[Provided information]:
-- Start --

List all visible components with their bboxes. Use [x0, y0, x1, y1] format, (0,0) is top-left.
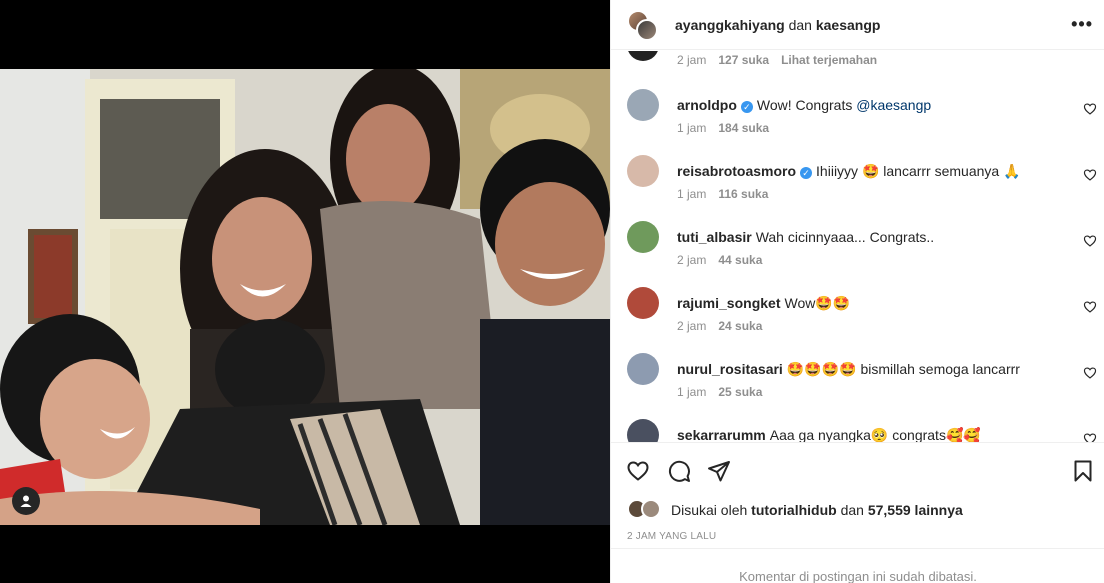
comment-icon[interactable] — [667, 459, 691, 483]
comment-text: Aaa ga nyangka🥺 congrats🥰🥰 — [769, 427, 981, 442]
comment-time: 2 jam — [677, 53, 707, 67]
comment-meta: 2 jam 44 suka — [677, 253, 762, 267]
comment-likes[interactable]: 25 suka — [718, 385, 762, 399]
comment-like-icon[interactable] — [1083, 300, 1097, 314]
comment-time: 1 jam — [677, 187, 707, 201]
comment-text: Wah cicinnyaaa... Congrats.. — [755, 229, 935, 245]
post-header: ayanggkahiyang dan kaesangp ••• — [611, 0, 1104, 50]
comment-username[interactable]: nurul_rositasari — [677, 361, 783, 377]
comment-body: rajumi_songket Wow🤩🤩 — [677, 294, 1067, 312]
avatar[interactable] — [627, 353, 659, 385]
avatar — [641, 499, 661, 519]
comment-text: Ihiiiyyy 🤩 lancarrr semuanya 🙏 — [816, 163, 1021, 179]
comment-mention[interactable]: @kaesangp — [856, 97, 931, 113]
tag-user-button[interactable] — [12, 487, 40, 515]
liker-username[interactable]: tutorialhidub — [751, 502, 837, 518]
comment-item: arnoldpo ✓ Wow! Congrats @kaesangp 1 jam 1… — [627, 89, 1097, 155]
avatar — [636, 18, 658, 41]
comment-body: tuti_albasir Wah cicinnyaaa... Congrats.. — [677, 228, 1067, 246]
comment-item: reisabrotoasmoro ✓ Ihiiiyyy 🤩 lancarrr sem… — [627, 155, 1097, 221]
heart-icon[interactable] — [626, 459, 650, 483]
comment-like-icon[interactable] — [1083, 102, 1097, 116]
verified-icon: ✓ — [740, 101, 753, 113]
more-options-button[interactable]: ••• — [1071, 14, 1093, 35]
comment-item: rajumi_songket Wow🤩🤩 2 jam 24 suka — [627, 287, 1097, 353]
likes-prefix: Disukai oleh — [671, 502, 748, 518]
comment-text: Wow! Congrats — [756, 97, 857, 113]
post-timestamp[interactable]: 2 JAM YANG LALU — [627, 531, 716, 542]
comment-like-icon[interactable] — [1083, 168, 1097, 182]
photo-illustration — [0, 69, 610, 525]
comment-like-icon[interactable] — [1083, 234, 1097, 248]
likes-joiner: dan — [840, 502, 864, 518]
comment-meta: 2 jam 127 suka Lihat terjemahan — [677, 53, 877, 67]
comment-item: tuti_albasir Wah cicinnyaaa... Congrats..… — [627, 221, 1097, 287]
avatar — [627, 51, 659, 61]
author-joiner: dan — [788, 16, 812, 33]
action-bar — [611, 442, 1104, 494]
verified-icon: ✓ — [800, 167, 813, 179]
avatar[interactable] — [627, 287, 659, 319]
comment-like-icon[interactable] — [1083, 366, 1097, 380]
comment-like-icon[interactable] — [1083, 432, 1097, 442]
likes-summary: Disukai oleh tutorialhidub dan 57,559 la… — [627, 499, 963, 521]
comment-likes[interactable]: 116 suka — [718, 187, 768, 201]
author-link-1[interactable]: ayanggkahiyang — [675, 17, 785, 33]
comment-meta: 1 jam 25 suka — [677, 385, 762, 399]
bookmark-icon[interactable] — [1071, 459, 1095, 483]
comment-body: arnoldpo ✓ Wow! Congrats @kaesangp — [677, 96, 1067, 114]
collab-avatars[interactable] — [627, 8, 661, 42]
share-icon[interactable] — [707, 459, 731, 483]
comment-body: sekarrarumm Aaa ga nyangka🥺 congrats🥰🥰 — [677, 426, 1067, 442]
post-authors: ayanggkahiyang dan kaesangp — [675, 17, 880, 33]
avatar[interactable] — [627, 89, 659, 121]
comment-likes[interactable]: 127 suka — [718, 53, 769, 67]
comment-meta: 1 jam 184 suka — [677, 121, 769, 135]
comment-username[interactable]: sekarrarumm — [677, 427, 766, 442]
media-pane — [0, 0, 610, 583]
user-tag-icon — [20, 495, 32, 507]
avatar[interactable] — [627, 419, 659, 442]
more-icon: ••• — [1071, 14, 1093, 34]
likes-count[interactable]: 57,559 lainnya — [868, 502, 963, 518]
comment-item: nurul_rositasari 🤩🤩🤩🤩 bismillah semoga la… — [627, 353, 1097, 419]
avatar[interactable] — [627, 221, 659, 253]
comment-body: nurul_rositasari 🤩🤩🤩🤩 bismillah semoga la… — [677, 360, 1067, 378]
comment-text: 🤩🤩🤩🤩 bismillah semoga lancarrr — [786, 361, 1020, 377]
comment-username[interactable]: reisabrotoasmoro — [677, 163, 796, 179]
translate-link[interactable]: Lihat terjemahan — [781, 53, 877, 67]
comment-meta: 2 jam 24 suka — [677, 319, 762, 333]
comment-likes[interactable]: 44 suka — [718, 253, 762, 267]
comment-time: 1 jam — [677, 121, 707, 135]
liker-avatars — [627, 499, 665, 521]
comments-limited-notice: Komentar di postingan ini sudah dibatasi… — [611, 548, 1104, 583]
comment-text: Wow🤩🤩 — [784, 295, 851, 311]
avatar[interactable] — [627, 155, 659, 187]
comment-username[interactable]: arnoldpo — [677, 97, 737, 113]
comment-likes[interactable]: 184 suka — [718, 121, 769, 135]
comment-time: 2 jam — [677, 319, 707, 333]
comment-time: 2 jam — [677, 253, 707, 267]
author-link-2[interactable]: kaesangp — [816, 17, 881, 33]
post-sidebar: ayanggkahiyang dan kaesangp ••• 2 jam 12… — [610, 0, 1104, 583]
comment-time: 1 jam — [677, 385, 707, 399]
comment-username[interactable]: rajumi_songket — [677, 295, 780, 311]
comment-likes[interactable]: 24 suka — [718, 319, 762, 333]
post-photo[interactable] — [0, 69, 610, 525]
comment-meta: 1 jam 116 suka — [677, 187, 768, 201]
comment-body: reisabrotoasmoro ✓ Ihiiiyyy 🤩 lancarrr sem… — [677, 162, 1067, 180]
comment-username[interactable]: tuti_albasir — [677, 229, 752, 245]
comments-list[interactable]: 2 jam 127 suka Lihat terjemahan arnoldpo… — [611, 51, 1104, 442]
comment-item: sekarrarumm Aaa ga nyangka🥺 congrats🥰🥰 — [627, 419, 1097, 442]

-- End --

[Task to complete]:
Please copy the records above word for word, leaving the pictures out.

[Answer to this exercise]:
List all visible components with their bboxes. Use [x0, y0, x1, y1] format, (0,0) is top-left.
comment-icon[interactable] — [667, 459, 691, 483]
comment-text: Aaa ga nyangka🥺 congrats🥰🥰 — [769, 427, 981, 442]
comment-time: 2 jam — [677, 53, 707, 67]
comment-meta: 2 jam 44 suka — [677, 253, 762, 267]
comment-likes[interactable]: 25 suka — [718, 385, 762, 399]
comment-like-icon[interactable] — [1083, 300, 1097, 314]
comment-time: 1 jam — [677, 187, 707, 201]
comment-text: Wah cicinnyaaa... Congrats.. — [755, 229, 935, 245]
post-header: ayanggkahiyang dan kaesangp ••• — [611, 0, 1104, 50]
comment-username[interactable]: nurul_rositasari — [677, 361, 783, 377]
comment-body: rajumi_songket Wow🤩🤩 — [677, 294, 1067, 312]
avatar[interactable] — [627, 353, 659, 385]
avatar — [641, 499, 661, 519]
comment-text: Ihiiiyyy 🤩 lancarrr semuanya 🙏 — [816, 163, 1021, 179]
comment-mention[interactable]: @kaesangp — [856, 97, 931, 113]
tag-user-button[interactable] — [12, 487, 40, 515]
liker-username[interactable]: tutorialhidub — [751, 502, 837, 518]
comment-item: arnoldpo ✓ Wow! Congrats @kaesangp 1 jam 1… — [627, 89, 1097, 155]
avatar — [636, 18, 658, 41]
comment-body: tuti_albasir Wah cicinnyaaa... Congrats.. — [677, 228, 1067, 246]
comment-item: reisabrotoasmoro ✓ Ihiiiyyy 🤩 lancarrr sem… — [627, 155, 1097, 221]
heart-icon[interactable] — [626, 459, 650, 483]
comment-like-icon[interactable] — [1083, 102, 1097, 116]
verified-icon: ✓ — [740, 101, 753, 113]
more-options-button[interactable]: ••• — [1071, 14, 1093, 35]
comment-item: rajumi_songket Wow🤩🤩 2 jam 24 suka — [627, 287, 1097, 353]
likes-prefix: Disukai oleh — [671, 502, 748, 518]
comment-text: Wow! Congrats — [756, 97, 857, 113]
post-timestamp[interactable]: 2 JAM YANG LALU — [627, 531, 716, 542]
comment-like-icon[interactable] — [1083, 168, 1097, 182]
photo-illustration — [0, 69, 610, 525]
comment-like-icon[interactable] — [1083, 234, 1097, 248]
likes-joiner: dan — [840, 502, 864, 518]
comment-meta: 2 jam 127 suka Lihat terjemahan — [677, 53, 877, 67]
comment-item: tuti_albasir Wah cicinnyaaa... Congrats..… — [627, 221, 1097, 287]
avatar — [627, 51, 659, 61]
author-joiner: dan — [788, 16, 812, 33]
action-bar — [611, 442, 1104, 494]
verified-icon: ✓ — [800, 167, 813, 179]
avatar[interactable] — [627, 287, 659, 319]
comment-like-icon[interactable] — [1083, 366, 1097, 380]
comment-like-icon[interactable] — [1083, 432, 1097, 442]
likes-summary: Disukai oleh tutorialhidub dan 57,559 la… — [627, 499, 963, 521]
comment-likes[interactable]: 116 suka — [718, 187, 768, 201]
author-link-1[interactable]: ayanggkahiyang — [675, 17, 785, 33]
comment-meta: 1 jam 25 suka — [677, 385, 762, 399]
bookmark-icon[interactable] — [1071, 459, 1095, 483]
comment-body: arnoldpo ✓ Wow! Congrats @kaesangp — [677, 96, 1067, 114]
collab-avatars[interactable] — [627, 8, 661, 42]
share-icon[interactable] — [707, 459, 731, 483]
comment-body: sekarrarumm Aaa ga nyangka🥺 congrats🥰🥰 — [677, 426, 1067, 442]
post-authors: ayanggkahiyang dan kaesangp — [675, 17, 880, 33]
avatar[interactable] — [627, 89, 659, 121]
comment-likes[interactable]: 127 suka — [718, 53, 769, 67]
comment-meta: 1 jam 184 suka — [677, 121, 769, 135]
comment-username[interactable]: sekarrarumm — [677, 427, 766, 442]
media-pane — [0, 0, 610, 583]
user-tag-icon — [20, 495, 32, 507]
avatar[interactable] — [627, 419, 659, 442]
more-icon: ••• — [1071, 14, 1093, 34]
likes-count[interactable]: 57,559 lainnya — [868, 502, 963, 518]
comment-item: nurul_rositasari 🤩🤩🤩🤩 bismillah semoga la… — [627, 353, 1097, 419]
avatar[interactable] — [627, 221, 659, 253]
comment-body: nurul_rositasari 🤩🤩🤩🤩 bismillah semoga la… — [677, 360, 1067, 378]
comment-text: 🤩🤩🤩🤩 bismillah semoga lancarrr — [786, 361, 1020, 377]
comment-username[interactable]: reisabrotoasmoro — [677, 163, 796, 179]
translate-link[interactable]: Lihat terjemahan — [781, 53, 877, 67]
comment-meta: 2 jam 24 suka — [677, 319, 762, 333]
comment-likes[interactable]: 44 suka — [718, 253, 762, 267]
comment-time: 1 jam — [677, 121, 707, 135]
liker-avatars — [627, 499, 665, 521]
comments-limited-notice: Komentar di postingan ini sudah dibatasi… — [611, 548, 1104, 583]
comment-text: Wow🤩🤩 — [784, 295, 851, 311]
avatar[interactable] — [627, 155, 659, 187]
comment-username[interactable]: arnoldpo — [677, 97, 737, 113]
comment-likes[interactable]: 184 suka — [718, 121, 769, 135]
comment-time: 2 jam — [677, 319, 707, 333]
comment-time: 2 jam — [677, 253, 707, 267]
author-link-2[interactable]: kaesangp — [816, 17, 881, 33]
post-sidebar: ayanggkahiyang dan kaesangp ••• 2 jam 12… — [610, 0, 1104, 583]
comment-time: 1 jam — [677, 385, 707, 399]
comment-username[interactable]: rajumi_songket — [677, 295, 780, 311]
comment-likes[interactable]: 24 suka — [718, 319, 762, 333]
post-photo[interactable] — [0, 69, 610, 525]
comment-meta: 1 jam 116 suka — [677, 187, 768, 201]
comment-body: reisabrotoasmoro ✓ Ihiiiyyy 🤩 lancarrr sem… — [677, 162, 1067, 180]
comment-username[interactable]: tuti_albasir — [677, 229, 752, 245]
comments-list[interactable]: 2 jam 127 suka Lihat terjemahan arnoldpo… — [611, 51, 1104, 442]
comment-item: sekarrarumm Aaa ga nyangka🥺 congrats🥰🥰 — [627, 419, 1097, 442]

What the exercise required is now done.